→ **WHAT IS REQUIRED**
Repeat the full listing, word for word.

Stored data:
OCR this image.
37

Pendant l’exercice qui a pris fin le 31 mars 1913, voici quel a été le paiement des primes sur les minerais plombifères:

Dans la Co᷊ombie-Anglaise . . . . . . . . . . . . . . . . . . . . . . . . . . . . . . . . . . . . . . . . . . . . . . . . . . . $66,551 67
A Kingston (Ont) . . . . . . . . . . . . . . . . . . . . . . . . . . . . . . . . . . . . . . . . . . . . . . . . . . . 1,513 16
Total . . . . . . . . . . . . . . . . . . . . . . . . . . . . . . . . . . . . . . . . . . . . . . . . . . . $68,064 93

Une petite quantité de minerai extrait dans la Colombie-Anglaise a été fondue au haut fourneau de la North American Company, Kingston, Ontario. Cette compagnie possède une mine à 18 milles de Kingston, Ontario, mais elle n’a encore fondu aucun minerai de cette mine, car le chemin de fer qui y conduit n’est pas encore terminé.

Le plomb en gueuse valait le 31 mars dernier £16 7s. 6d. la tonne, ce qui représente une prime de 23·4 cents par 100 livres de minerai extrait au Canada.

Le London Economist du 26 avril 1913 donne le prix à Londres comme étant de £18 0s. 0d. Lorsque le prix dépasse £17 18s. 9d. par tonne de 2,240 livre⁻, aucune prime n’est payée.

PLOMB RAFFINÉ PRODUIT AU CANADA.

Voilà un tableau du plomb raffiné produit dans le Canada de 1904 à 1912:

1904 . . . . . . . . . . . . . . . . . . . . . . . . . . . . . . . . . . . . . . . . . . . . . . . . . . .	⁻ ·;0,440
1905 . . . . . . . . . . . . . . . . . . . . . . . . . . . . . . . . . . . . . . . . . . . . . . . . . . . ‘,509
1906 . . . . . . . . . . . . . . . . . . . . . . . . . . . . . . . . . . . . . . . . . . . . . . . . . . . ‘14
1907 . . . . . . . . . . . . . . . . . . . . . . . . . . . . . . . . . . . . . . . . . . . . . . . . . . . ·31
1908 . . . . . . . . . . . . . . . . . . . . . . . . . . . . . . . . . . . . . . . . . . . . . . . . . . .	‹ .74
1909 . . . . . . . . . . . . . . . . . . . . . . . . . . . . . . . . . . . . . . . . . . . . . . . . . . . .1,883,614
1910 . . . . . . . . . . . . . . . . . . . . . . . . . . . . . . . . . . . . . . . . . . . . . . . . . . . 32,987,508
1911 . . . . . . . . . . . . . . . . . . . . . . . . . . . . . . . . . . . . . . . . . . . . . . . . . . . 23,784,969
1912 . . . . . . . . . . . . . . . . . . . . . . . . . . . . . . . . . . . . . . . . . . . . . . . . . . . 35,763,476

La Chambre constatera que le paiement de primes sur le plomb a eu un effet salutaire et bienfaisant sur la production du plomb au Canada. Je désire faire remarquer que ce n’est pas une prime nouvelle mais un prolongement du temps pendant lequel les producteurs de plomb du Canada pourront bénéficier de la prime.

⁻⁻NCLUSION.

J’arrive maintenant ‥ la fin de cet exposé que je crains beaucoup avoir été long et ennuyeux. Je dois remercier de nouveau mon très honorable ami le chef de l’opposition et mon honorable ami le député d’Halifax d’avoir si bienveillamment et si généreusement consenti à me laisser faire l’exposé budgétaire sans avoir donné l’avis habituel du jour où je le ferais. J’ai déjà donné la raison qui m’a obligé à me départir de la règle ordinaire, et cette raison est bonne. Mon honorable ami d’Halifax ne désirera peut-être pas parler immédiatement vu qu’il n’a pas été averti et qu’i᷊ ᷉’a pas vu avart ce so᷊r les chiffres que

→ **EXERCISE OUTPUT**
OCR this image.
37

Pendant l’exercice qui a pris fin le 31 mars 1913, voici quel a été le paiement des primes sur les minerais plombifères:

Dans la Co᷊ombie-Anglaise . . . . . . . . . . . . . . . . . . . . . . . . . . . . . . . . . . . . . . . . . . . . . . . . . . . $66,551 67
A Kingston (Ont) . . . . . . . . . . . . . . . . . . . . . . . . . . . . . . . . . . . . . . . . . . . . . . . . . . . 1,513 16
Total . . . . . . . . . . . . . . . . . . . . . . . . . . . . . . . . . . . . . . . . . . . . . . . . . . . $68,064 93

Une petite quantité de minerai extrait dans la Colombie-Anglaise a été fondue au haut fourneau de la North American Company, Kingston, Ontario. Cette compagnie possède une mine à 18 milles de Kingston, Ontario, mais elle n’a encore fondu aucun minerai de cette mine, car le chemin de fer qui y conduit n’est pas encore terminé.

Le plomb en gueuse valait le 31 mars dernier £16 7s. 6d. la tonne, ce qui représente une prime de 23·4 cents par 100 livres de minerai extrait au Canada.

Le London Economist du 26 avril 1913 donne le prix à Londres comme étant de £18 0s. 0d. Lorsque le prix dépasse £17 18s. 9d. par tonne de 2,240 livre⁻, aucune prime n’est payée.

PLOMB RAFFINÉ PRODUIT AU CANADA.

Voilà un tableau du plomb raffiné produit dans le Canada de 1904 à 1912:

1904 . . . . . . . . . . . . . . . . . . . . . . . . . . . . . . . . . . . . . . . . . . . . . . . . . . .	⁻ ·;0,440
1905 . . . . . . . . . . . . . . . . . . . . . . . . . . . . . . . . . . . . . . . . . . . . . . . . . . . ‘,509
1906 . . . . . . . . . . . . . . . . . . . . . . . . . . . . . . . . . . . . . . . . . . . . . . . . . . . ‘14
1907 . . . . . . . . . . . . . . . . . . . . . . . . . . . . . . . . . . . . . . . . . . . . . . . . . . . ·31
1908 . . . . . . . . . . . . . . . . . . . . . . . . . . . . . . . . . . . . . . . . . . . . . . . . . . .	‹ .74
1909 . . . . . . . . . . . . . . . . . . . . . . . . . . . . . . . . . . . . . . . . . . . . . . . . . . . .1,883,614
1910 . . . . . . . . . . . . . . . . . . . . . . . . . . . . . . . . . . . . . . . . . . . . . . . . . . . 32,987,508
1911 . . . . . . . . . . . . . . . . . . . . . . . . . . . . . . . . . . . . . . . . . . . . . . . . . . . 23,784,969
1912 . . . . . . . . . . . . . . . . . . . . . . . . . . . . . . . . . . . . . . . . . . . . . . . . . . . 35,763,476

La Chambre constatera que le paiement de primes sur le plomb a eu un effet salutaire et bienfaisant sur la production du plomb au Canada. Je désire faire remarquer que ce n’est pas une prime nouvelle mais un prolongement du temps pendant lequel les producteurs de plomb du Canada pourront bénéficier de la prime.

⁻⁻NCLUSION.

J’arrive maintenant ‥ la fin de cet exposé que je crains beaucoup avoir été long et ennuyeux. Je dois remercier de nouveau mon très honorable ami le chef de l’opposition et mon honorable ami le député d’Halifax d’avoir si bienveillamment et si généreusement consenti à me laisser faire l’exposé budgétaire sans avoir donné l’avis habituel du jour où je le ferais. J’ai déjà donné la raison qui m’a obligé à me départir de la règle ordinaire, et cette raison est bonne. Mon honorable ami d’Halifax ne désirera peut-être pas parler immédiatement vu qu’il n’a pas été averti et qu’i᷊ ᷉’a pas vu avart ce so᷊r les chiffres que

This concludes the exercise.